Request>
Do any lines in the data below contain "兴业证券经济与金融研究院电子组整理"? If so, copy every one of them.
________________________________________
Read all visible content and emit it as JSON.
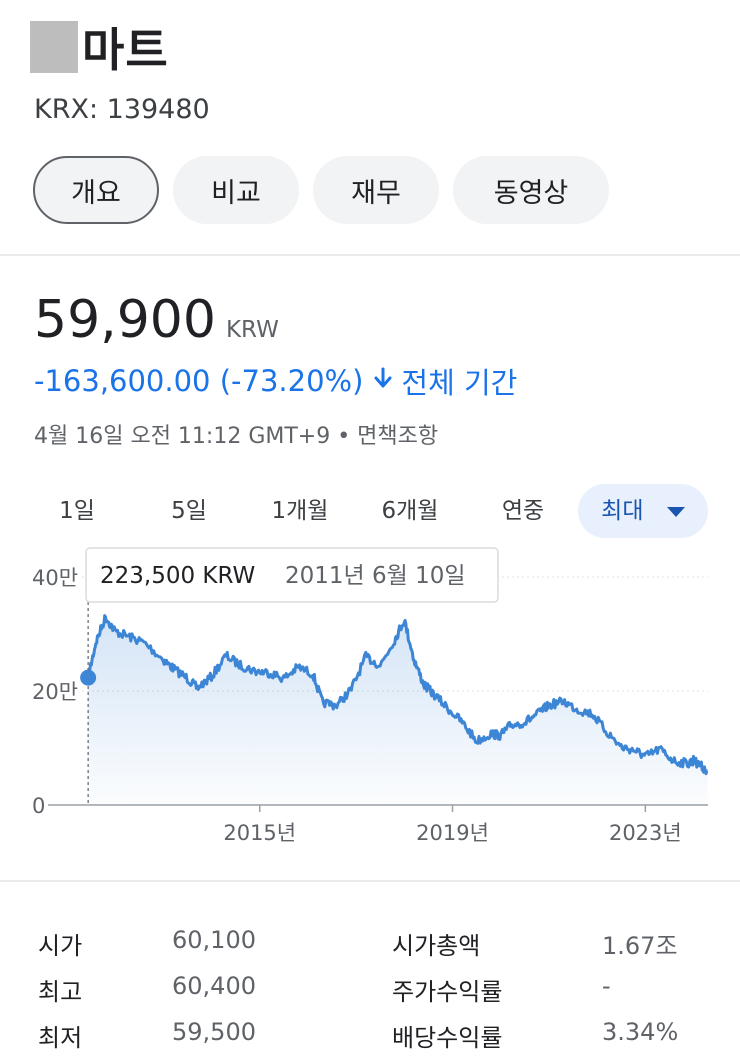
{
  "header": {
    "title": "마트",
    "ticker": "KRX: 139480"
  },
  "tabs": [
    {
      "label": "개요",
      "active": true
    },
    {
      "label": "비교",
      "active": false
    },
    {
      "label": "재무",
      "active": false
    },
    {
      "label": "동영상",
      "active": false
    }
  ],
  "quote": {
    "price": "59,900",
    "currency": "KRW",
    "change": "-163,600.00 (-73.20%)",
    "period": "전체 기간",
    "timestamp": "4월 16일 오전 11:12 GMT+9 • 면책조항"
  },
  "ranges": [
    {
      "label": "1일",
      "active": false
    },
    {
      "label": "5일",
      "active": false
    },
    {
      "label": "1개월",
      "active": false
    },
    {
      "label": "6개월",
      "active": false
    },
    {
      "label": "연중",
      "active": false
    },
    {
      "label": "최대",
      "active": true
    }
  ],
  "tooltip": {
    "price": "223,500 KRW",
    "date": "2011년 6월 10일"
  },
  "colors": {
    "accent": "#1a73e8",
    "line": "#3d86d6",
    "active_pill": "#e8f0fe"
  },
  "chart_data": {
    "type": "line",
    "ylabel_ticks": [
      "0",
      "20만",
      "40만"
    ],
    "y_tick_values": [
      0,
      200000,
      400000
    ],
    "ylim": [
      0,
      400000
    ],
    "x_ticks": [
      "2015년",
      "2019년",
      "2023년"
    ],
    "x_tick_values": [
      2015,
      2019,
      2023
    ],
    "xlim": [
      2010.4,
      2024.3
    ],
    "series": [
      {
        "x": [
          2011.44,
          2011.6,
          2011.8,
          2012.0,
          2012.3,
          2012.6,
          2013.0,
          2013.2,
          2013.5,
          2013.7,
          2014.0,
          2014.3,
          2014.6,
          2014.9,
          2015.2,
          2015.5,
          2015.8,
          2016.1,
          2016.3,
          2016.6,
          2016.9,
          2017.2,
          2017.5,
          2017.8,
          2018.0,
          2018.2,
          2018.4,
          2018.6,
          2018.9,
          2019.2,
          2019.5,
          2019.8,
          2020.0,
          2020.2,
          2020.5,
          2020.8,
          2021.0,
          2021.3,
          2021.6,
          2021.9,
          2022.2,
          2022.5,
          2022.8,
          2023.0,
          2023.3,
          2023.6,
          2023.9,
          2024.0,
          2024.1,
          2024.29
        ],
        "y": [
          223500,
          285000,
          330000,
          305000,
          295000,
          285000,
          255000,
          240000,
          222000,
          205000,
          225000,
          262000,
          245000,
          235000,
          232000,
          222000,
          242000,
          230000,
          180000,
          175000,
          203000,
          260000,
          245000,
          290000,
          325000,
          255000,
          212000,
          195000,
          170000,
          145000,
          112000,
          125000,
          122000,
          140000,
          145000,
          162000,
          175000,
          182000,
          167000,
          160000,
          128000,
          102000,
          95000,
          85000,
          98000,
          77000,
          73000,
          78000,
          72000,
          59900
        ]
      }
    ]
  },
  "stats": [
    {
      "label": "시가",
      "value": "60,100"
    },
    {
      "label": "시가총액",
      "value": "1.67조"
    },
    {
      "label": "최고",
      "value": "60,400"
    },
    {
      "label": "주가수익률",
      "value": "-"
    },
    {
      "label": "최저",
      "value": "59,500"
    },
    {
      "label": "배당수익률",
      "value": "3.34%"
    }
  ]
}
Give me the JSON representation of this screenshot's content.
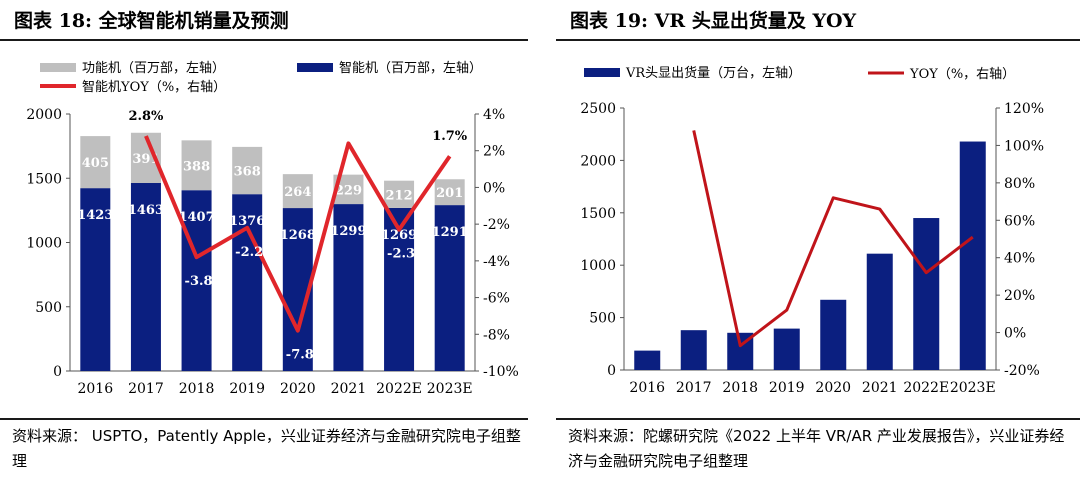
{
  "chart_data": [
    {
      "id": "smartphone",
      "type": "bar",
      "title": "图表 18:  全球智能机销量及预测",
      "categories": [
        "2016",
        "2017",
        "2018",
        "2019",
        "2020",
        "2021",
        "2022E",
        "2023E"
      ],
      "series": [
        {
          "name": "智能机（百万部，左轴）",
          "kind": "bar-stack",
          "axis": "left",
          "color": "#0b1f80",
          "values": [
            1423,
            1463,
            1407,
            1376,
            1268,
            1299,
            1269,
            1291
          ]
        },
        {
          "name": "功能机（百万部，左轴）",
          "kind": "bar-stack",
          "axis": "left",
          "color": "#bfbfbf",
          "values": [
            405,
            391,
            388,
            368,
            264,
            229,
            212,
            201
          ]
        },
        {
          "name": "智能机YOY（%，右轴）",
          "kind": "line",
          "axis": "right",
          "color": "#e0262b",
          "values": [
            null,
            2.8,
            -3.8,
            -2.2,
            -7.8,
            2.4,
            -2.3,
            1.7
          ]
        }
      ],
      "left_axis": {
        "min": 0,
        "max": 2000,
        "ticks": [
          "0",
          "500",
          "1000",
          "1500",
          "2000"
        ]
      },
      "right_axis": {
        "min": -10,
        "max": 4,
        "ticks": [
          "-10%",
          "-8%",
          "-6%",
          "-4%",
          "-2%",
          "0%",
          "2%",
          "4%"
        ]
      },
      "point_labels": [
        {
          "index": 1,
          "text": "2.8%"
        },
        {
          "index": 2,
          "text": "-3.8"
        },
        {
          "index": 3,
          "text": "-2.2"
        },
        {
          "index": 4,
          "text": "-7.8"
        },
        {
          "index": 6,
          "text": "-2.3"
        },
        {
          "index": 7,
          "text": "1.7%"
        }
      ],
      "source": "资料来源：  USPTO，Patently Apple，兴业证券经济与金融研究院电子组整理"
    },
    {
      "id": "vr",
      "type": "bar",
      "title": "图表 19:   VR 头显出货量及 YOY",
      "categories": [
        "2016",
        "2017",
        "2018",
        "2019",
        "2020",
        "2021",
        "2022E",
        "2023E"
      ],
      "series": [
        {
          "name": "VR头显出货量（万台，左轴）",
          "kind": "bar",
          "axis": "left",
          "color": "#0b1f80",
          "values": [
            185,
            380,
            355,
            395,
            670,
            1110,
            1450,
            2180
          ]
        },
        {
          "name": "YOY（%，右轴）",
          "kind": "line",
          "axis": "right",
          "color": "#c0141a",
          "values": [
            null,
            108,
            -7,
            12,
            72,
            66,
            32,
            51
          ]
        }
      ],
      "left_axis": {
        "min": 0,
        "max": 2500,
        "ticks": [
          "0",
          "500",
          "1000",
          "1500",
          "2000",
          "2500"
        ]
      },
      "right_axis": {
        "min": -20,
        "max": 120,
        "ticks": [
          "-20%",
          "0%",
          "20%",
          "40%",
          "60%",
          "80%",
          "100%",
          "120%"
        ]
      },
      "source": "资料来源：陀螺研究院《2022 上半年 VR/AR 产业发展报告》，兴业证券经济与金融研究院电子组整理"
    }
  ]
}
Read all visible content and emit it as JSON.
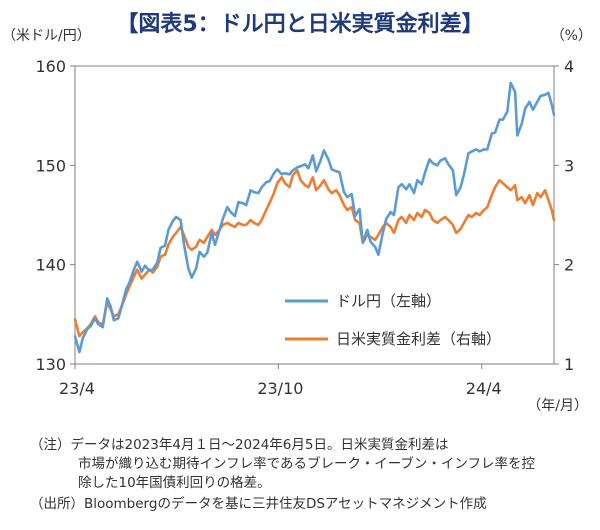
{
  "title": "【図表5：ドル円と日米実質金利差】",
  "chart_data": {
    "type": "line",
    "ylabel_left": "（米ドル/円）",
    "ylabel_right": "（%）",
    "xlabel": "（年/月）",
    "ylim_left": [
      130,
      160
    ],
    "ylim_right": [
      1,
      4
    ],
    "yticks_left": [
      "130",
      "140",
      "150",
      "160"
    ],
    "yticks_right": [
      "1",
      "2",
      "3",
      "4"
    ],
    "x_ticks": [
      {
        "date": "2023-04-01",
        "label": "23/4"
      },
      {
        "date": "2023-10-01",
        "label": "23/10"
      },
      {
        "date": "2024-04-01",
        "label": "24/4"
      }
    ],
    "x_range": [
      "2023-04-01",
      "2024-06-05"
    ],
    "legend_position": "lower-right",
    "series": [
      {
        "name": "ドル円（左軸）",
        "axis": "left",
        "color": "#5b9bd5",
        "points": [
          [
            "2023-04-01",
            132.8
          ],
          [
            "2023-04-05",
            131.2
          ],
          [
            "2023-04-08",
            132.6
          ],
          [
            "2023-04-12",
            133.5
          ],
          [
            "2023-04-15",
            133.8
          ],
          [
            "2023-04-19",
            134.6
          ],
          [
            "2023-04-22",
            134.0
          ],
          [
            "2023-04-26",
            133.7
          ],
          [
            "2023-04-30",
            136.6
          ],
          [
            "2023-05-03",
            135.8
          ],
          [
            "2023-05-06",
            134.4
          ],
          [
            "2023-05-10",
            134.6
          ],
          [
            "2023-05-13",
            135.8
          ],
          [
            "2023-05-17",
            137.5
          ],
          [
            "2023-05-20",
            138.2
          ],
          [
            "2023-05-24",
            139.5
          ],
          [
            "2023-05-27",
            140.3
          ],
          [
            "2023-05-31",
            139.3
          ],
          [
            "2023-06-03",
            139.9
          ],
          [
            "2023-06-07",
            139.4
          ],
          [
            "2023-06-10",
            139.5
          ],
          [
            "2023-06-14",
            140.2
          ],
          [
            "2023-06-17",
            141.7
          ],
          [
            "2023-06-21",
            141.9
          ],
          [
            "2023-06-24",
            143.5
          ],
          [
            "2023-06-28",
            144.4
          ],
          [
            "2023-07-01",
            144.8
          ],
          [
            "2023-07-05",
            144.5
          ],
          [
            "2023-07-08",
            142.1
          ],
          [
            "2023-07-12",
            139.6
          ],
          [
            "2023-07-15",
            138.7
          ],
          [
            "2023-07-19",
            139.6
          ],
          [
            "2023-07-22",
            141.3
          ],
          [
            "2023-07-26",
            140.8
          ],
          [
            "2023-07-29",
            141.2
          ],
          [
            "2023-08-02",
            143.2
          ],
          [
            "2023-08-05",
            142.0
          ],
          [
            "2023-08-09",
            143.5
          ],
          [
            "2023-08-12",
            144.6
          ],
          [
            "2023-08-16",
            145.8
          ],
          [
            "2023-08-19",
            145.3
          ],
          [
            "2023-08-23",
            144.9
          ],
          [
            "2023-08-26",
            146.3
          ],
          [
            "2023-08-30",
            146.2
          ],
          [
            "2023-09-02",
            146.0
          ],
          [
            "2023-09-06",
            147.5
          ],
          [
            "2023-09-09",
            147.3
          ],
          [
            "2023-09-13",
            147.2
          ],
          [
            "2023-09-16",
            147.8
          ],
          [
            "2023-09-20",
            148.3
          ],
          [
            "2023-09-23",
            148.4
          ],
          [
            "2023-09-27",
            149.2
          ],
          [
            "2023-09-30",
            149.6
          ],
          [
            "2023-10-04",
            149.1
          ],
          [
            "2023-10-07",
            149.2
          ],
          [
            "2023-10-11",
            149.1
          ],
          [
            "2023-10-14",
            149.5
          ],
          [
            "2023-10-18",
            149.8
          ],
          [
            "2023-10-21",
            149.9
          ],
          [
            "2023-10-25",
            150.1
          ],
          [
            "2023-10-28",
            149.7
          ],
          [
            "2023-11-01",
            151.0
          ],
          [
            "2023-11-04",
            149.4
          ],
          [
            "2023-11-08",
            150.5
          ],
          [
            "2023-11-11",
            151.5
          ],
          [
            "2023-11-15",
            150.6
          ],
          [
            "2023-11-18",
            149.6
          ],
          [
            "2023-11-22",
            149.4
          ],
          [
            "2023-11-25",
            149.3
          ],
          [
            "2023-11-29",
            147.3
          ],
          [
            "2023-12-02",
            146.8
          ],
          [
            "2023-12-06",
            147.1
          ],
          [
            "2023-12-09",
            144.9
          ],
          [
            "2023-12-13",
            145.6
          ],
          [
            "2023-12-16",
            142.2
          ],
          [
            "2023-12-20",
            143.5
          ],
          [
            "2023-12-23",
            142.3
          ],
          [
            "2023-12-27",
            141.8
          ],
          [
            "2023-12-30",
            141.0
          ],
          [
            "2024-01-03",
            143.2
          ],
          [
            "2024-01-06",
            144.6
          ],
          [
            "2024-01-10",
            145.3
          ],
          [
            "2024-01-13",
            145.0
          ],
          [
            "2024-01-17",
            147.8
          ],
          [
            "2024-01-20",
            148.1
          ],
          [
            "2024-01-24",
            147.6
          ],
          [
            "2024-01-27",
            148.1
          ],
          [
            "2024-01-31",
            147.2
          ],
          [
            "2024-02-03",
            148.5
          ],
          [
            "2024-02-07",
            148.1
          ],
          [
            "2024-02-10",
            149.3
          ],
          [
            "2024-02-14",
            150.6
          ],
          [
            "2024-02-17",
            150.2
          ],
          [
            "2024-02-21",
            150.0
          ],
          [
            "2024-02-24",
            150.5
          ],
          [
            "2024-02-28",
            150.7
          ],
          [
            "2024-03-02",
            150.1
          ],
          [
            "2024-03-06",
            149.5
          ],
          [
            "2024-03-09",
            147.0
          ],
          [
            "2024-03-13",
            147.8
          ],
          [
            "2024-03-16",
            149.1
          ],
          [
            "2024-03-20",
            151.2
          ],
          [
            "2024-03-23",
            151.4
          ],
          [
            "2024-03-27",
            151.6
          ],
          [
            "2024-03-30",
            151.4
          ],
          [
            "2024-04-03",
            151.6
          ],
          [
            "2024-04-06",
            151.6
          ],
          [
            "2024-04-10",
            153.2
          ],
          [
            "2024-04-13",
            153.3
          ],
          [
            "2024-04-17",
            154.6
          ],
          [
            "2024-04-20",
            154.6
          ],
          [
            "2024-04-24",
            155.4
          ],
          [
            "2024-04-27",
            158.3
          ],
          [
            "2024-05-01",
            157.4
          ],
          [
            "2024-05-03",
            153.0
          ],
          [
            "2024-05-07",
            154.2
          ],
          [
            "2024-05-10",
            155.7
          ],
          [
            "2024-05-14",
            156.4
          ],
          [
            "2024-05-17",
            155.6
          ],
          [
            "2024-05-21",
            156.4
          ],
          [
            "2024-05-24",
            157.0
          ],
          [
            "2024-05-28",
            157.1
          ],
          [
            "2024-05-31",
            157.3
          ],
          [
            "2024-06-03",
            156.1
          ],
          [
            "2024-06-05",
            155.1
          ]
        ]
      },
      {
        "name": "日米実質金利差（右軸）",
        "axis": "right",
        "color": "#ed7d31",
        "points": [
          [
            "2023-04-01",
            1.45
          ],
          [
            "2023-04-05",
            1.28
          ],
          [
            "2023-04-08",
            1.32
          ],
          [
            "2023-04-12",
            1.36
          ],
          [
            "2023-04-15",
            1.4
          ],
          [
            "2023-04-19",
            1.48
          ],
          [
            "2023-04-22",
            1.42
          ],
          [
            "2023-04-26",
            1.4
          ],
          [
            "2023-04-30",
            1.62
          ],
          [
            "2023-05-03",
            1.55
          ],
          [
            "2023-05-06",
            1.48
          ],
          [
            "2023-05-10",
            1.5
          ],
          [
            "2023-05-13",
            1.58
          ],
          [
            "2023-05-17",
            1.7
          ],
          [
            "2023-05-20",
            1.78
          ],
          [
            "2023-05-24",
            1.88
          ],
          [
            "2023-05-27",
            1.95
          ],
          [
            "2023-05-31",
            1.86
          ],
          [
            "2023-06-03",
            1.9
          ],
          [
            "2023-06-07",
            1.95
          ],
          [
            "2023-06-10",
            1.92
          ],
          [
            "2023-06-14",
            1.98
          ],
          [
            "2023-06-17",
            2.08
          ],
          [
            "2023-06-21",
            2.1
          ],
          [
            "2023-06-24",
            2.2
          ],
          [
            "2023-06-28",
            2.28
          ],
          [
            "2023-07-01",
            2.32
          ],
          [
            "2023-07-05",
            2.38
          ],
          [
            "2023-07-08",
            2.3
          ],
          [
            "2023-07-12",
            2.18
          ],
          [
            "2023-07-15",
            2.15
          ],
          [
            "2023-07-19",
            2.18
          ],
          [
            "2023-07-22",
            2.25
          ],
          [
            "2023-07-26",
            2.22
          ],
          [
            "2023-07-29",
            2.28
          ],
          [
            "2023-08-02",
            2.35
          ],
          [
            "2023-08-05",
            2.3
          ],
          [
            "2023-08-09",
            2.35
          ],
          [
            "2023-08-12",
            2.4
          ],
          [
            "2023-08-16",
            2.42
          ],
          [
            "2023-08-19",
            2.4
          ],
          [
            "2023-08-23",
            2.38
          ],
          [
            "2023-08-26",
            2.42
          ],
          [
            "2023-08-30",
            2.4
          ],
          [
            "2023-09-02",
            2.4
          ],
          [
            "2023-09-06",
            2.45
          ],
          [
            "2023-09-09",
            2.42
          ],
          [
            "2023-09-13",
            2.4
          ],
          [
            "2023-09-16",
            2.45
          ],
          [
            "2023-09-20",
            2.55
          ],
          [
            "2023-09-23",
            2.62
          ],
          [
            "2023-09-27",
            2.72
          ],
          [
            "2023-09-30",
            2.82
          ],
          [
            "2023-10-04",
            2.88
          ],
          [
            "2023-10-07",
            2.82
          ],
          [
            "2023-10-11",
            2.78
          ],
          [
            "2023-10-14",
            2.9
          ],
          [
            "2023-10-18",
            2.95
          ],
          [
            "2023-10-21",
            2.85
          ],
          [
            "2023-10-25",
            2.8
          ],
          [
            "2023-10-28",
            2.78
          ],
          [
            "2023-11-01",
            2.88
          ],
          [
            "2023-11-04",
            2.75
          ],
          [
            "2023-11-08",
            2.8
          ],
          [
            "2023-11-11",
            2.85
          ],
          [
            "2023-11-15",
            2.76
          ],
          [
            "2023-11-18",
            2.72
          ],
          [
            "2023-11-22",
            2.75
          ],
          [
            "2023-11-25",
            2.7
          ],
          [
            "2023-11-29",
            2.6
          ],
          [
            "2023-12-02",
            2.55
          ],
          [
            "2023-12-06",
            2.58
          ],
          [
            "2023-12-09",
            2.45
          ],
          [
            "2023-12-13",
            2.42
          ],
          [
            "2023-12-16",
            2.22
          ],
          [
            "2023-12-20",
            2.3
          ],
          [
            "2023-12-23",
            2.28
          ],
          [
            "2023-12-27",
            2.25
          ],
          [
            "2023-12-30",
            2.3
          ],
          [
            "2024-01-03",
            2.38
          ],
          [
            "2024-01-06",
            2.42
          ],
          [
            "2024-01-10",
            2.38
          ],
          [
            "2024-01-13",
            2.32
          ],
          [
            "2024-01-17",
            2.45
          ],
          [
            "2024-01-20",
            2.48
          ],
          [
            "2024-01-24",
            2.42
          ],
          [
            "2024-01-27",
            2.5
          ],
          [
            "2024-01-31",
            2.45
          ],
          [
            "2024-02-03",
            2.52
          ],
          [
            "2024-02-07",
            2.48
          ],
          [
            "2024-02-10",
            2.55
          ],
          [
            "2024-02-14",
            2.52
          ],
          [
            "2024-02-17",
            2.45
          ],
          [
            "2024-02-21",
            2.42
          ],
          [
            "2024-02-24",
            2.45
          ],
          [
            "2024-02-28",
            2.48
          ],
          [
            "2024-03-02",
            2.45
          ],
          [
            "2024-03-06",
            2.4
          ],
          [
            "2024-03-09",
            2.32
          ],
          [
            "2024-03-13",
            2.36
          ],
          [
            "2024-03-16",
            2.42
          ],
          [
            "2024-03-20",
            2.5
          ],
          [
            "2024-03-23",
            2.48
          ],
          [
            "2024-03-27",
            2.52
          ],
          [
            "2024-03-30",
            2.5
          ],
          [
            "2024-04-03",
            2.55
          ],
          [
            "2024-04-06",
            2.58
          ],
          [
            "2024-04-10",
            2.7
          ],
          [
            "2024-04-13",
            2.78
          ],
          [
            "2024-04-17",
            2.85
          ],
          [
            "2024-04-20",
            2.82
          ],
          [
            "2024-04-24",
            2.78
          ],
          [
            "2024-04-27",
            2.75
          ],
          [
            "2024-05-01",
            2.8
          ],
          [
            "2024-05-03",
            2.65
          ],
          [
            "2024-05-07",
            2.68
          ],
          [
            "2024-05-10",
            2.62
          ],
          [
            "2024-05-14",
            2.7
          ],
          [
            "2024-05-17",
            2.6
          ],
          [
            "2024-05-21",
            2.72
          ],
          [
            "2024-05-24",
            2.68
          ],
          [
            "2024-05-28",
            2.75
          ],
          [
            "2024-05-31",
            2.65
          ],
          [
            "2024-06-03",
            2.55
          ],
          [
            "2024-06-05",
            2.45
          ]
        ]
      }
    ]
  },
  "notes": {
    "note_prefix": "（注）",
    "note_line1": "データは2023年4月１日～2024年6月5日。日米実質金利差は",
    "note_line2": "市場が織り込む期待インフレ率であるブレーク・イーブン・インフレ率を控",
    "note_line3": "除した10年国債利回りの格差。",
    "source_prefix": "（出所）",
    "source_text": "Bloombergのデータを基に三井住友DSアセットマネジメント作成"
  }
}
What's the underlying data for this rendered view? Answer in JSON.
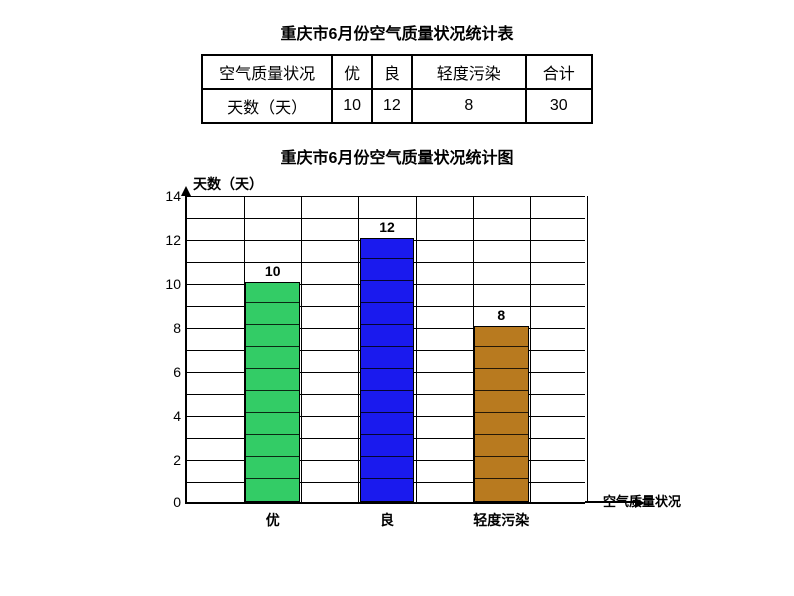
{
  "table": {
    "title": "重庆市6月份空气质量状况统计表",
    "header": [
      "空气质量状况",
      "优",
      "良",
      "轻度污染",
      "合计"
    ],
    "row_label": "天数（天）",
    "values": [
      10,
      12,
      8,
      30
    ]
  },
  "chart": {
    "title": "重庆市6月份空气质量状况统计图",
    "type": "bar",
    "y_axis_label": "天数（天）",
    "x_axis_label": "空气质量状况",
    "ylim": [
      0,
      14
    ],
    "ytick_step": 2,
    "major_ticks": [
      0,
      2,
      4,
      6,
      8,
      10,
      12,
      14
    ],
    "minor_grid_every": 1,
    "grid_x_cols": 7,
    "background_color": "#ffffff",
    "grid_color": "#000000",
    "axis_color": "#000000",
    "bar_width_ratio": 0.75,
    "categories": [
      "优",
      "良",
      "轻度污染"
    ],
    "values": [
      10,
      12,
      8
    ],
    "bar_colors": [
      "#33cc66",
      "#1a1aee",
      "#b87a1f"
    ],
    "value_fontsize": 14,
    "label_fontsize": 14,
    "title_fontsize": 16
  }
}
________________________________________
Complete response>
      "source": "资料来源：  USPTO，Patently Apple，兴业证券经济与金融研究院电子组整理"
      "source": "资料来源：陀螺研究院《2022 上半年 VR/AR 产业发展报告》，兴业证券经济与金融研究院电子组整理"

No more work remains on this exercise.